RECORD EXTRACTS:

______________________________

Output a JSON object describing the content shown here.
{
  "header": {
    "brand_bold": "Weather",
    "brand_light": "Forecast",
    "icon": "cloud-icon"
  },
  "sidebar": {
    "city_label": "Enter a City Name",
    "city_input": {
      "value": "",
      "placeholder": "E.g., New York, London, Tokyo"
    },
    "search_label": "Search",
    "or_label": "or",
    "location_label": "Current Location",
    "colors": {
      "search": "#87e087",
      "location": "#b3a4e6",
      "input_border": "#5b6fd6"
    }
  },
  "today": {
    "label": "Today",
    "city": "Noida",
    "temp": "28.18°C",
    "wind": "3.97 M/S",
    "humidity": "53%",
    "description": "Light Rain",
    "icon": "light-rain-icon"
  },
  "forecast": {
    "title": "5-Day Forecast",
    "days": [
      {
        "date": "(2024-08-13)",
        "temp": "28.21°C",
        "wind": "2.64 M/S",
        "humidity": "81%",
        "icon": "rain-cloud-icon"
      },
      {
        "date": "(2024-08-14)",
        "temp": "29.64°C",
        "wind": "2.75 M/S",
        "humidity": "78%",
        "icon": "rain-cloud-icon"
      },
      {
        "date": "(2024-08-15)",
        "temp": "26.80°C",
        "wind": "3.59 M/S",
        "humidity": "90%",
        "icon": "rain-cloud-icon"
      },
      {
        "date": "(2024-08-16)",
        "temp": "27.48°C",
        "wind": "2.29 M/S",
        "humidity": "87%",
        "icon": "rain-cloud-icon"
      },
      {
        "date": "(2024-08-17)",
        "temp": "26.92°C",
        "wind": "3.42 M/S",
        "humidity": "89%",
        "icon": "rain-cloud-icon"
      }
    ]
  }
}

______________________________

THE PROBLEM:
Print the entries exactly. Include every one.

COMPLETED EXERCISE:
Output a JSON object describing the content shown here.
{
  "header": {
    "brand_bold": "Weather",
    "brand_light": "Forecast",
    "icon": "cloud-icon"
  },
  "sidebar": {
    "city_label": "Enter a City Name",
    "city_input": {
      "value": "",
      "placeholder": "E.g., New York, London, Tokyo"
    },
    "search_label": "Search",
    "or_label": "or",
    "location_label": "Current Location",
    "colors": {
      "search": "#87e087",
      "location": "#b3a4e6",
      "input_border": "#5b6fd6"
    }
  },
  "today": {
    "label": "Today",
    "city": "Noida",
    "temp": "28.18°C",
    "wind": "3.97 M/S",
    "humidity": "53%",
    "description": "Light Rain",
    "icon": "light-rain-icon"
  },
  "forecast": {
    "title": "5-Day Forecast",
    "days": [
      {
        "date": "(2024-08-13)",
        "temp": "28.21°C",
        "wind": "2.64 M/S",
        "humidity": "81%",
        "icon": "rain-cloud-icon"
      },
      {
        "date": "(2024-08-14)",
        "temp": "29.64°C",
        "wind": "2.75 M/S",
        "humidity": "78%",
        "icon": "rain-cloud-icon"
      },
      {
        "date": "(2024-08-15)",
        "temp": "26.80°C",
        "wind": "3.59 M/S",
        "humidity": "90%",
        "icon": "rain-cloud-icon"
      },
      {
        "date": "(2024-08-16)",
        "temp": "27.48°C",
        "wind": "2.29 M/S",
        "humidity": "87%",
        "icon": "rain-cloud-icon"
      },
      {
        "date": "(2024-08-17)",
        "temp": "26.92°C",
        "wind": "3.42 M/S",
        "humidity": "89%",
        "icon": "rain-cloud-icon"
      }
    ]
  }
}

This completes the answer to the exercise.